__指示__:
下にある九州大学とのコラボ授業についての文章から、「未来をつくる『問い』の力と産」から「気づきと今後の可能性について総括します。」までを一字一句違えずに書き出してください。

== 課題文

未来をつくる『問い』の力と産学連携の可能性──九州大学とのコラボ授業の裏側(第5回)
グッドパッチはこの春、九州大学 芸術工学府と協力し、「人とAIが共生・共創する未来のUI/UXデザイン」と題した授業を行いました。専攻の異なる6つのコースの学生たちがともに「2035年の未来」を描き、プロトタイピングまで挑戦する——全8回のカリキュラムを企画・運営したのは、グッドパッチの「デザインストラテジスト」チーム。
授業を作るにあたって、デザイナーがどういうことを考えていたのか……。メンバーがリレーをつなぐ形でプロジェクトの「裏側」に迫る連載。最終回となる第5回は、チームリーダーの伊澤が、産学連携の機会を通しての気づきと今後の可能性について総括します。
著者紹介
伊澤 和宏 / デザインストラテジスト
大手電子機器メーカーでプロダクトデザイナーとしてキャリアをスタート。新規事業創出・新商品の企画開発を経て、外資系大手家電メーカーに入社。プロダクトデザイン・新商品及びブランド開発に従事。その後コンサルティングファームに入社し、大企業の新規事業創出活動を支援。2019年グッドパッチ入社後、主に大企業の新規プロダクトの企画や事業開発に従事。
目次
グッドパッチのデザインストラテジストチームとは
本題に入る前に、今回授業を行った「デザインストラテジストチーム」についてご紹介させてください。これは新規事業創出や新奇性のあるサービスの検討といった不確実性の高い現場において、手がかりを掴み、意思決定を支援するチームです。
業界の原理原則・社会トレンド・企業文化など、さまざまな情報を統合した意思決定が必要となるケースが多く、デザインストラテジストはそのような状況下で未来洞察などの手法を用いて構想を描いたり、複雑な問題をリフレームしたり、組織の構築から考え直したりと、新しい価値を踏み出すためにあらゆるプロセスでアプローチします。
ここからは、産学連携の機会を通しての気付きと今後の可能性について総括します。今回の授業は、デザイン会社のストラテジストとしての在り方を再認識する貴重な取り組みとなりました。
ともに「問い」を生み出すデザインの力
今までは、「問い(課題)に対して、正しく答える力」が評価される社会だったと思いますが、今はそもそも“どこにどんな「問い」を立てるか”が非常に重要であり、難しい時代だと感じています。
これは学生だけでなく企業にも全く同じことが言えるでしょう。例えば事業開発などの現場において、仮説の検証や、ニーズの確認といった話であれば、“YES・NOの答えを出すためのパートナー”がいれば十分に推進できると思います。
しかし、より手前のニーズの掘り起こしや提供すべき価値の定義など、不確実性が高い状況に挑む場合は、「一緒に考えて、共に進める関係性」を築くことが重要であり、同時にそれがデザインストラテジストの強みでもあるのだと、今回のプロジェクトで再確認できたように思います。

====
== 抽出データ

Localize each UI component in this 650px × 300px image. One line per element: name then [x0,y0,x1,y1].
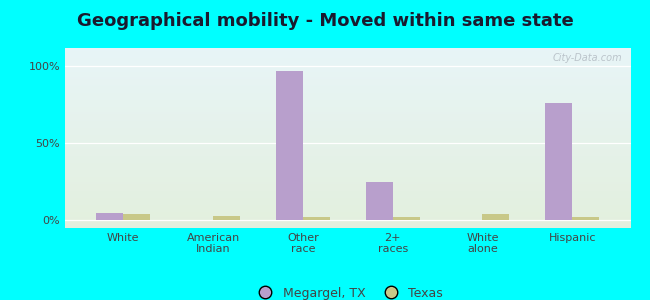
Bar [393,217,419,220]
Bar [303,217,330,220]
Bar [572,217,599,220]
Text: Geographical mobility - Moved within same state: Geographical mobility - Moved within sam… [77,12,573,30]
Legend: Megargel, TX, Texas: Megargel, TX, Texas [248,281,448,300]
Bar [366,182,393,220]
Text: City-Data.com: City-Data.com [552,53,622,63]
Bar [482,214,510,220]
Bar [96,213,124,220]
Bar [213,216,240,220]
Bar [124,214,150,220]
Bar [545,103,572,220]
Bar [276,71,303,220]
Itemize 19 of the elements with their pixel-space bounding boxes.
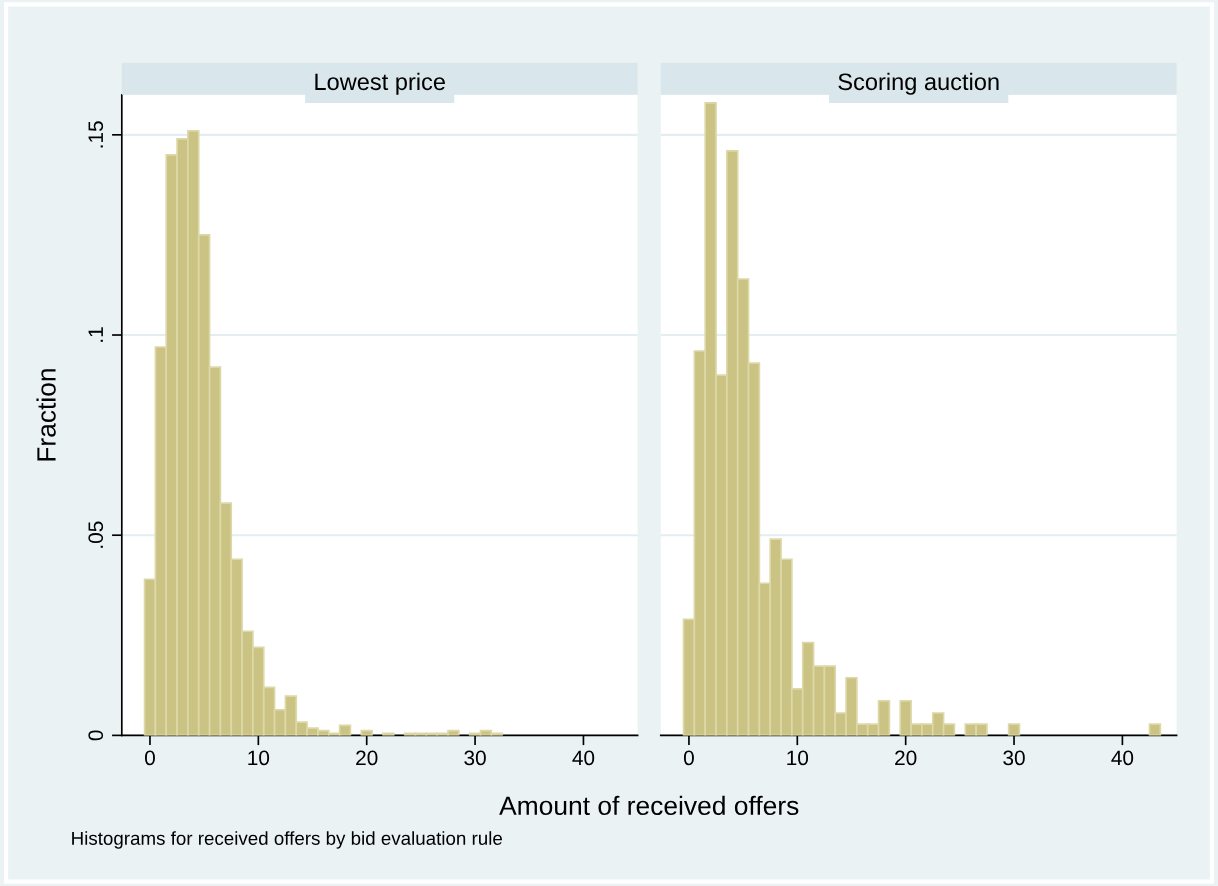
x-tick-label: 20 [895, 750, 917, 766]
x-tick-label: 40 [1111, 750, 1134, 766]
x-tick-label: 10 [248, 750, 270, 766]
x-tick-label: 30 [464, 750, 486, 766]
x-tick-label: 0 [683, 750, 694, 766]
y-tick-label: .05 [88, 521, 104, 548]
x-tick-label: 30 [1003, 750, 1025, 766]
y-tick-label: .15 [88, 121, 104, 148]
x-tick-label: 20 [356, 750, 378, 766]
x-tick-label: 10 [787, 750, 809, 766]
text: Histograms for received offers by bid evaluation rule [72, 831, 502, 849]
y-tick-label: 0 [88, 730, 104, 741]
chart-title: Scoring auction [838, 72, 999, 95]
y-axis-title: Fraction [36, 369, 56, 461]
y-tick-label: .1 [88, 327, 103, 342]
x-tick-label: 0 [145, 750, 155, 766]
x-tick-label: 40 [572, 750, 595, 766]
chart-title: Lowest price [315, 72, 445, 95]
x-axis-title: Amount of received offers [499, 795, 799, 816]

====

__解答__:
未来をつくる『問い』の力と産学連携の可能性──九州大学とのコラボ授業の裏側(第5回)
グッドパッチはこの春、九州大学 芸術工学府と協力し、「人とAIが共生・共創する未来のUI/UXデザイン」と題した授業を行いました。専攻の異なる6つのコースの学生たちがともに「2035年の未来」を描き、プロトタイピングまで挑戦する——全8回のカリキュラムを企画・運営したのは、グッドパッチの「デザインストラテジスト」チーム。
授業を作るにあたって、デザイナーがどういうことを考えていたのか……。メンバーがリレーをつなぐ形でプロジェクトの「裏側」に迫る連載。最終回となる第5回は、チームリーダーの伊澤が、産学連携の機会を通しての気づきと今後の可能性について総括します。